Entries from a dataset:
## START

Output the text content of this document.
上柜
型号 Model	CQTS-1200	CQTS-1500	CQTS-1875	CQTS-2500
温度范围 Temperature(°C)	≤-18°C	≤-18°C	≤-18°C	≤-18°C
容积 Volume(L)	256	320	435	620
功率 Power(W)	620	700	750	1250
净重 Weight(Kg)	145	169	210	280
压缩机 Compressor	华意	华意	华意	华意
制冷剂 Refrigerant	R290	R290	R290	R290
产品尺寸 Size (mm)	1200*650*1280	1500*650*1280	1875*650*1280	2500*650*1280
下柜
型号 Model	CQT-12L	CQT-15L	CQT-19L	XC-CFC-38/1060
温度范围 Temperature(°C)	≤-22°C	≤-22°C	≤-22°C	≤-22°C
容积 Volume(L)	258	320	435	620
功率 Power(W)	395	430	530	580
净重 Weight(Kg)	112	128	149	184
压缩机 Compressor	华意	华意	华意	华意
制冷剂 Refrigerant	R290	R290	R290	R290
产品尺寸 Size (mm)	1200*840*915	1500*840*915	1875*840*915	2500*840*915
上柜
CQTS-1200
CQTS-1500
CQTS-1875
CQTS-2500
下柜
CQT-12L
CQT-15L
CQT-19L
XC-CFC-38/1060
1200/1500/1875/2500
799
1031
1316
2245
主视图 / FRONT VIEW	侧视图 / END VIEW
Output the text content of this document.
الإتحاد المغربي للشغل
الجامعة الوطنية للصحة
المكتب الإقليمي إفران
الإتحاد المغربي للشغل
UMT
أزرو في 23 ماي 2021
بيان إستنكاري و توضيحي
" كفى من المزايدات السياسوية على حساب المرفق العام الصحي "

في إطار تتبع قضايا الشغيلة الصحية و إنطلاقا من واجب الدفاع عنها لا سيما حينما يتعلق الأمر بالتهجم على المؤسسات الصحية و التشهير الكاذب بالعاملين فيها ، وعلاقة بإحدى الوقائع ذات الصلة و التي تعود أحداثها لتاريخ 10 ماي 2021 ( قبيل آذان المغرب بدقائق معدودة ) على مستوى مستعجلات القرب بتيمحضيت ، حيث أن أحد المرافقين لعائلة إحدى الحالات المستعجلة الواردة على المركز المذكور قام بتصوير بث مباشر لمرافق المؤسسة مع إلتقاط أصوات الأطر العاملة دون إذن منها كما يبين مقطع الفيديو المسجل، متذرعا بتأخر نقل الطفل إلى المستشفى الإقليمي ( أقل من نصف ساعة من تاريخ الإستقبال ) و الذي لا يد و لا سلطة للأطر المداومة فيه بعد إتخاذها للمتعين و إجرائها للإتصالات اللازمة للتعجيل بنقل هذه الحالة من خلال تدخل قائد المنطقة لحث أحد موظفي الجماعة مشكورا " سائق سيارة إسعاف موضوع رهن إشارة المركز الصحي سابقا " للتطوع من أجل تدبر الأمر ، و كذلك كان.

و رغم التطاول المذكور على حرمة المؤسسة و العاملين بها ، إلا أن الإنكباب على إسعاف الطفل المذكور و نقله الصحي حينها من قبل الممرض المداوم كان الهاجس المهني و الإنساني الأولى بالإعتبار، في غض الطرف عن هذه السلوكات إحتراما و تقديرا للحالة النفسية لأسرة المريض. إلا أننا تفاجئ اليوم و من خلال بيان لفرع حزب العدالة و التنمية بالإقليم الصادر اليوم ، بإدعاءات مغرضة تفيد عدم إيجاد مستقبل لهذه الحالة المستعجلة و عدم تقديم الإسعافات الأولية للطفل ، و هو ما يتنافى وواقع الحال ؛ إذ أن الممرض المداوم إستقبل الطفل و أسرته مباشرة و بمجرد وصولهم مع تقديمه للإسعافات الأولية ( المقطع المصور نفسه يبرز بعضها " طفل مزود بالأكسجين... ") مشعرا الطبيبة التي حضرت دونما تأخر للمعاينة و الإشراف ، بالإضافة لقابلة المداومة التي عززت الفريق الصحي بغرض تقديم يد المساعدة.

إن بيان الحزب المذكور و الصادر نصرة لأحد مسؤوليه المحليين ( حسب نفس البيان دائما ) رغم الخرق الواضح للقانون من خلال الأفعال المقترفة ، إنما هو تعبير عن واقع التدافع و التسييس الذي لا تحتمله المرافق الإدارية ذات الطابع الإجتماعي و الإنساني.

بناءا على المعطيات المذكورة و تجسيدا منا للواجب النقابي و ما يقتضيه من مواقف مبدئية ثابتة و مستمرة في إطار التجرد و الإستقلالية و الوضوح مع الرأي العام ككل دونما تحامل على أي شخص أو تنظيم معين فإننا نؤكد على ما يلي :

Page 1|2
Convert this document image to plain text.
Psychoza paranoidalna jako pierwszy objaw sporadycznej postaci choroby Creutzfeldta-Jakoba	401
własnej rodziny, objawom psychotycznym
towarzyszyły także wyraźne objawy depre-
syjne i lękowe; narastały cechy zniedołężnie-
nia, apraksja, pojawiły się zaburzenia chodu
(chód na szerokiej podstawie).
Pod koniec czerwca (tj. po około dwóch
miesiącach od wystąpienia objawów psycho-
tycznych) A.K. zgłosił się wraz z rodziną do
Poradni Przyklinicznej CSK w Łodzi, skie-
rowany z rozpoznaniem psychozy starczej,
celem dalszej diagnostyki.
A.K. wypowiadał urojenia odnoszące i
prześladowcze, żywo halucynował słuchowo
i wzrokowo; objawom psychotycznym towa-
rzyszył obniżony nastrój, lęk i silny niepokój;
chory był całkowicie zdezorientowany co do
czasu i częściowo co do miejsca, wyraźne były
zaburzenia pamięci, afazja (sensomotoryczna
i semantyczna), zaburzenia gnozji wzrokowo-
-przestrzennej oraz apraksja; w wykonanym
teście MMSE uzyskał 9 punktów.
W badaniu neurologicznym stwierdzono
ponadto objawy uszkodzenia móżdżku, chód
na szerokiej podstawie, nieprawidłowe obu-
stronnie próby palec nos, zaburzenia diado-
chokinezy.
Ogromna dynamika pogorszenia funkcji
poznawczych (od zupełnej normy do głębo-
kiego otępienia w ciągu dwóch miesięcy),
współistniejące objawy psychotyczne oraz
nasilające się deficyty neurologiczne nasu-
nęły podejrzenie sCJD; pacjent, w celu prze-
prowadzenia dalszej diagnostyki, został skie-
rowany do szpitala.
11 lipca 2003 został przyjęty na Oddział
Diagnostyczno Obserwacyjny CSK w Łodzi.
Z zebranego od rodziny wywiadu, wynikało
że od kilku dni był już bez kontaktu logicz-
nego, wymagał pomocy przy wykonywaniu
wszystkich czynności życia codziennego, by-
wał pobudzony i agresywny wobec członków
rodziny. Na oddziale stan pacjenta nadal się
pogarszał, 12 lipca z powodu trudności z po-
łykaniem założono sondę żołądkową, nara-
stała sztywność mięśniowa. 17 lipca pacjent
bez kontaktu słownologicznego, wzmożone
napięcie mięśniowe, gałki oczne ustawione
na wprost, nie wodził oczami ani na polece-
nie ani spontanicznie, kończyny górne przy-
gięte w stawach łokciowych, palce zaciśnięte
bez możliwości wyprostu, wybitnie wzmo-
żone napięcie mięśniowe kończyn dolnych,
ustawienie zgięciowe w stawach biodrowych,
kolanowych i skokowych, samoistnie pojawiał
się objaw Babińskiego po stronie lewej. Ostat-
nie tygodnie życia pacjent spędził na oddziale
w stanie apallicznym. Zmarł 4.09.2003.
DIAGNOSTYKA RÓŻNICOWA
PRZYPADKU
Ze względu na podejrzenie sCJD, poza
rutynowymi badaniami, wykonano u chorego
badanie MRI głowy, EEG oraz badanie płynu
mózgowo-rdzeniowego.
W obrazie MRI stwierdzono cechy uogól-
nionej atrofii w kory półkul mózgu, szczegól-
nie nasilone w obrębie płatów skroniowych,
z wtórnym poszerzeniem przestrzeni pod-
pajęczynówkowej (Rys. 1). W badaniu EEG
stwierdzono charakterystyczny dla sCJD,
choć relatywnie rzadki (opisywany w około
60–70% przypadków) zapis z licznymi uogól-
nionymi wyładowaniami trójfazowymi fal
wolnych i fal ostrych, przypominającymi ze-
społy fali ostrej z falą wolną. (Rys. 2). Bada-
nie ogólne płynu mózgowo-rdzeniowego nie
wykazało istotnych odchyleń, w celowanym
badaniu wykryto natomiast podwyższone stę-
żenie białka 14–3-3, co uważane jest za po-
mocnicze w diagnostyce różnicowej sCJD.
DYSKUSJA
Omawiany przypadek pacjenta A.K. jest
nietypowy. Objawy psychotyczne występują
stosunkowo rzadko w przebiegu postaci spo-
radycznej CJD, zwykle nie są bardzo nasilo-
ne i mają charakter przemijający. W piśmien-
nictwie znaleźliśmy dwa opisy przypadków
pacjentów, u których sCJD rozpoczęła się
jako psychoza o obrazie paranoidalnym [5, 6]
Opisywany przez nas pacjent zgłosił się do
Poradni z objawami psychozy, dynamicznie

## END

* [Exercise] Select and copy every line of the material that holds the string "rdzeniowego".

* [Solution to this task]
mózgowo-rdzeniowego.
nie ogólne płynu mózgowo-rdzeniowego nie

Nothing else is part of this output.